BRIEF
Look through the data below and report how many lines include "Academic". Only the number should be given.

[Begin INFORMATION SUPPLIED]

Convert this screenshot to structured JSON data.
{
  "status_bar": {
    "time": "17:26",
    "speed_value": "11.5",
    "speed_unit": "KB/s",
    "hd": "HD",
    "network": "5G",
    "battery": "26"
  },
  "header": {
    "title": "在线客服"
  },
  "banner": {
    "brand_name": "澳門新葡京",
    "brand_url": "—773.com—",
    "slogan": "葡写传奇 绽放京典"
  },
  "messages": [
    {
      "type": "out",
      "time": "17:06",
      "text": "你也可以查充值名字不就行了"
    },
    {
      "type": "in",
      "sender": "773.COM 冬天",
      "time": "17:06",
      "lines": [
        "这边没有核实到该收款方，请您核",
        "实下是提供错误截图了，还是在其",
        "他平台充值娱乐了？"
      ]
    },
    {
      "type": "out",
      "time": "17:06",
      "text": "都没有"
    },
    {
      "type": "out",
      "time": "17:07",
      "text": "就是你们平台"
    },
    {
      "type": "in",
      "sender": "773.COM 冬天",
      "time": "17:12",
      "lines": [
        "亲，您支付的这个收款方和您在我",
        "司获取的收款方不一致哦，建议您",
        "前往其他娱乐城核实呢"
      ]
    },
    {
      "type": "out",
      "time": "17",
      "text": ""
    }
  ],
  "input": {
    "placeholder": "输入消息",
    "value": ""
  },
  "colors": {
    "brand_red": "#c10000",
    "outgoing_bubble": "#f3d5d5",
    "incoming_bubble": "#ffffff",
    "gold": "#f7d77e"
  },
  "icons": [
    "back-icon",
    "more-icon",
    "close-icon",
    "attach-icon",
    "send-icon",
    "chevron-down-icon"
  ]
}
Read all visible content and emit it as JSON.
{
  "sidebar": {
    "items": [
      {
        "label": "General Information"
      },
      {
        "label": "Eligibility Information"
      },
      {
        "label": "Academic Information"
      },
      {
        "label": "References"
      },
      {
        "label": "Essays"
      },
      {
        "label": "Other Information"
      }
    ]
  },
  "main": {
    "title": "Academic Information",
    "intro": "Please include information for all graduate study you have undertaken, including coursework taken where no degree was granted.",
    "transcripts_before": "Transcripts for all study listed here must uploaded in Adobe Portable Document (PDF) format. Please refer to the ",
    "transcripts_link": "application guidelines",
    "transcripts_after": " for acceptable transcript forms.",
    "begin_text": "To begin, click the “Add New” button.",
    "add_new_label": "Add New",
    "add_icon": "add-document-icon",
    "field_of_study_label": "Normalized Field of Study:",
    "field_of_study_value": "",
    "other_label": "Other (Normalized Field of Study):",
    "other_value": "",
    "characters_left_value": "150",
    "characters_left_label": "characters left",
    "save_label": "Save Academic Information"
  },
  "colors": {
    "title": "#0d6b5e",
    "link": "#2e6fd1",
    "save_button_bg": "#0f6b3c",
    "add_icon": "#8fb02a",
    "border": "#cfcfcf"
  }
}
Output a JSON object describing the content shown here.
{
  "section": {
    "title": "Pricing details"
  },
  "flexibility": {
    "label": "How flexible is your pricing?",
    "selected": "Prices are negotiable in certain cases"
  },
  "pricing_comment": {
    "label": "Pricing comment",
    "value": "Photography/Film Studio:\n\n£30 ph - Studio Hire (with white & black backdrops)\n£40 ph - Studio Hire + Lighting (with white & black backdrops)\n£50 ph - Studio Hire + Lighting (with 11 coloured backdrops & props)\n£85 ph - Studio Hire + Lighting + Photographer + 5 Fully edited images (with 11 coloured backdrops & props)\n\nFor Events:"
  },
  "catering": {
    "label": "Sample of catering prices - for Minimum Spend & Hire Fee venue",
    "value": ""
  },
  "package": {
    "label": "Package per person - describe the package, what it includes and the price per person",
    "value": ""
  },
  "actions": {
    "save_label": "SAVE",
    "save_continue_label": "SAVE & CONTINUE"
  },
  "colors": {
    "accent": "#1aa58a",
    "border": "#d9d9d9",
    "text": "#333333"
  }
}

[End INFORMATION SUPPLIED]

RESPONSE
3